[Data records]
────

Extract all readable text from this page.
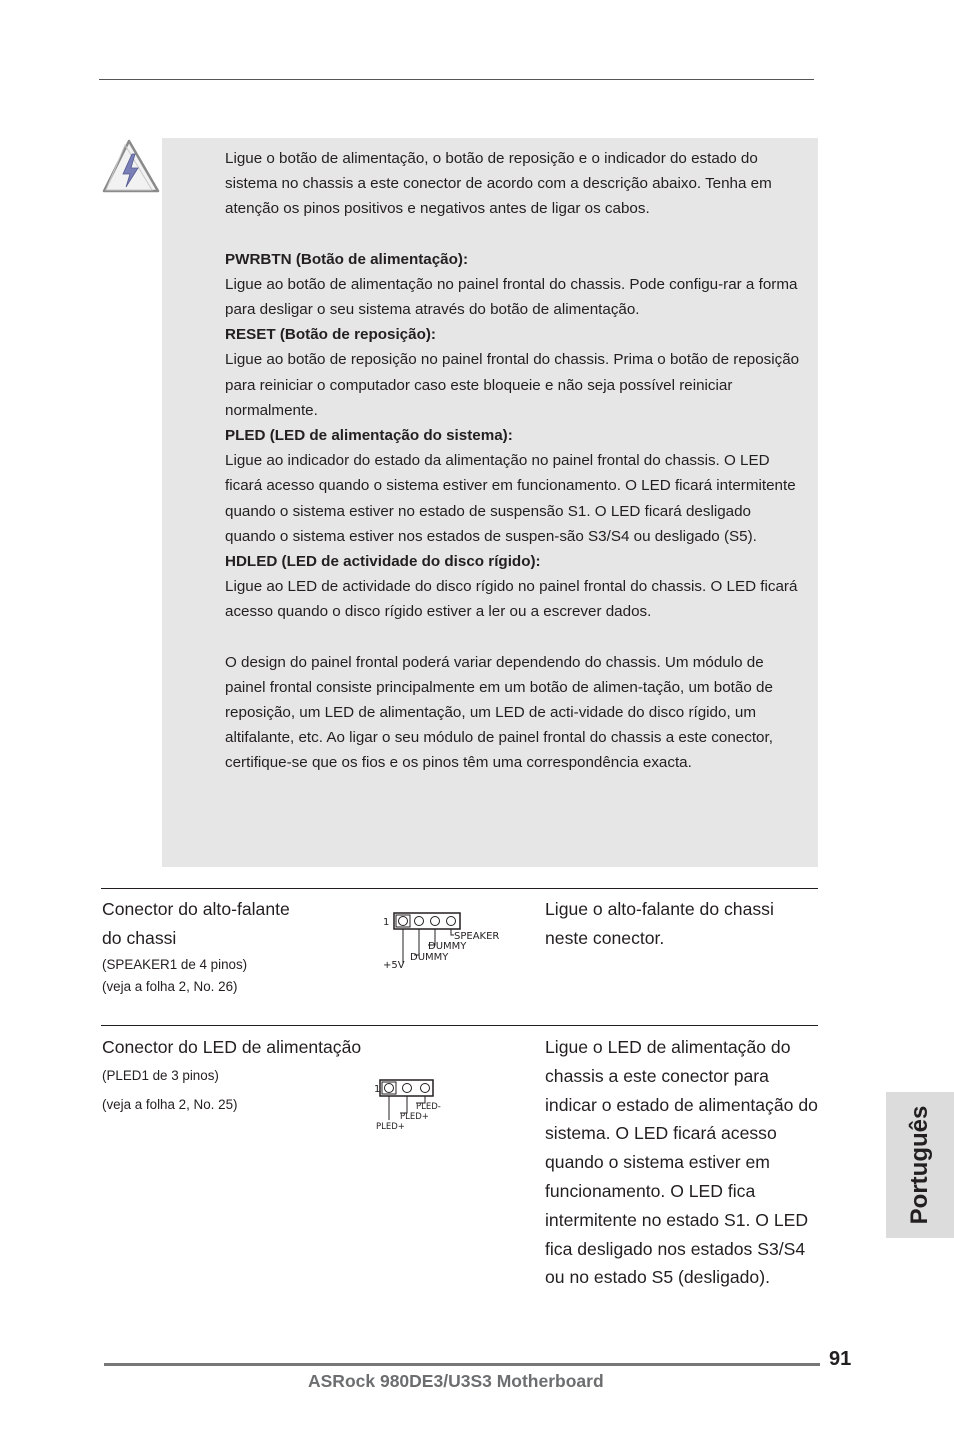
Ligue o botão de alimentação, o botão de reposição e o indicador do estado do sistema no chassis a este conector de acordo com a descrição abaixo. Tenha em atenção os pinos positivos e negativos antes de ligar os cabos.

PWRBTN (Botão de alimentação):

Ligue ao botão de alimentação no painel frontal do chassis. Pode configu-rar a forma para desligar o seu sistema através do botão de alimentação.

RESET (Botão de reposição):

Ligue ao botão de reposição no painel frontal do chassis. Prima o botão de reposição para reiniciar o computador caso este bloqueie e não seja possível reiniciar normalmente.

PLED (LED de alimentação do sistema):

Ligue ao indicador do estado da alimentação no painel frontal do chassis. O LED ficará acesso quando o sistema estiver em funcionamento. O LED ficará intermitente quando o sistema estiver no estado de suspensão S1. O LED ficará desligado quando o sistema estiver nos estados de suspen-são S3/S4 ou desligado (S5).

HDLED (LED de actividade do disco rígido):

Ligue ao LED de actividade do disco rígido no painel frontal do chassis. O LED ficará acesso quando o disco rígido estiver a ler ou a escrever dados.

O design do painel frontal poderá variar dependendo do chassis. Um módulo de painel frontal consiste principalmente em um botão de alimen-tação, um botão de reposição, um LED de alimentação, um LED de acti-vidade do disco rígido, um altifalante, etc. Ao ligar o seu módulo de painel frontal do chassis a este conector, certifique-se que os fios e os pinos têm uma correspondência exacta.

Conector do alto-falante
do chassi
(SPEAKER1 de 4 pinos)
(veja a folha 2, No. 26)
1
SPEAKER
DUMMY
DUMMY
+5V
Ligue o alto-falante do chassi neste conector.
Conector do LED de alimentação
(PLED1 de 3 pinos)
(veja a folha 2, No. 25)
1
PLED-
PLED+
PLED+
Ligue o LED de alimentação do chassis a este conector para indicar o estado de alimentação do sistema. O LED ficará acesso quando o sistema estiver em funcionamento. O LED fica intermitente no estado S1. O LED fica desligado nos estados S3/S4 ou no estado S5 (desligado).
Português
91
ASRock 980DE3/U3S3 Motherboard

────

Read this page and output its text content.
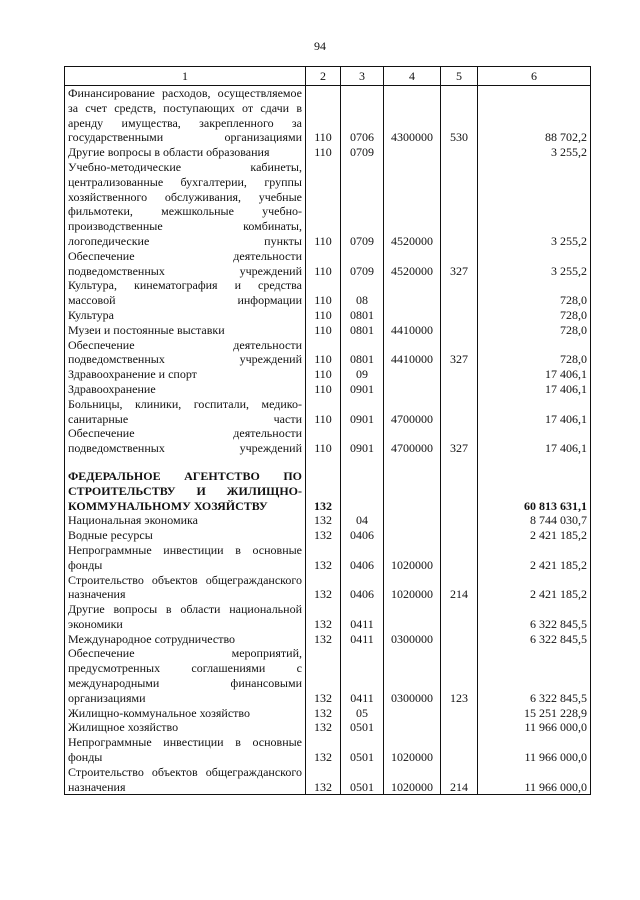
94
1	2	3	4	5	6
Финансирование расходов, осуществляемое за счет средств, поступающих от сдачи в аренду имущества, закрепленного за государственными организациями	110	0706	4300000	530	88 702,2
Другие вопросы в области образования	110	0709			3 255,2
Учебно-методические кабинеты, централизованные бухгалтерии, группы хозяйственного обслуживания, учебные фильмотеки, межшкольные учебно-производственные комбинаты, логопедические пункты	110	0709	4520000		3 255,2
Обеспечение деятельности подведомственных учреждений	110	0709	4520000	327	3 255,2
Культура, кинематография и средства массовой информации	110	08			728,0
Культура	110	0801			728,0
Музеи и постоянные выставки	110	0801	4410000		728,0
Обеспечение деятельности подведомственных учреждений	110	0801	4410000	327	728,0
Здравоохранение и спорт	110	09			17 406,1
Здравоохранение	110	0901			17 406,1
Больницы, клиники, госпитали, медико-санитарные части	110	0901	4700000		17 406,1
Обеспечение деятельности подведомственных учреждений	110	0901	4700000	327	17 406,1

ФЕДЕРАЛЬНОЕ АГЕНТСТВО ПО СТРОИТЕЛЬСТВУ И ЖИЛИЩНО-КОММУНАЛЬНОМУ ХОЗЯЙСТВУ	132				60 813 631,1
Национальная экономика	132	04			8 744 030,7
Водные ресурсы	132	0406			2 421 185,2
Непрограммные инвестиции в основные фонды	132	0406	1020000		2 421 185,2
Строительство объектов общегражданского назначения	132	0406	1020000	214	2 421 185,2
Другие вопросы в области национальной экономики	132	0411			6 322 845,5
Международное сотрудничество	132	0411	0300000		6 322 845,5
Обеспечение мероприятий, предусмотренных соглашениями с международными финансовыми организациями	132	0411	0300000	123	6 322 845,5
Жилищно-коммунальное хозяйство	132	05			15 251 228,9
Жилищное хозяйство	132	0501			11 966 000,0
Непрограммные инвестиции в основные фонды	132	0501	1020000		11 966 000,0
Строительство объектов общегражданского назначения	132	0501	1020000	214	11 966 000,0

────

What needs to be done
Find every line in the records above that contains the word "назначения", and copy each one.

The output
Строительство объектов общегражданского назначения	132	0406	1020000	214	2 421 185,2
Строительство объектов общегражданского назначения	132	0501	1020000	214	11 966 000,0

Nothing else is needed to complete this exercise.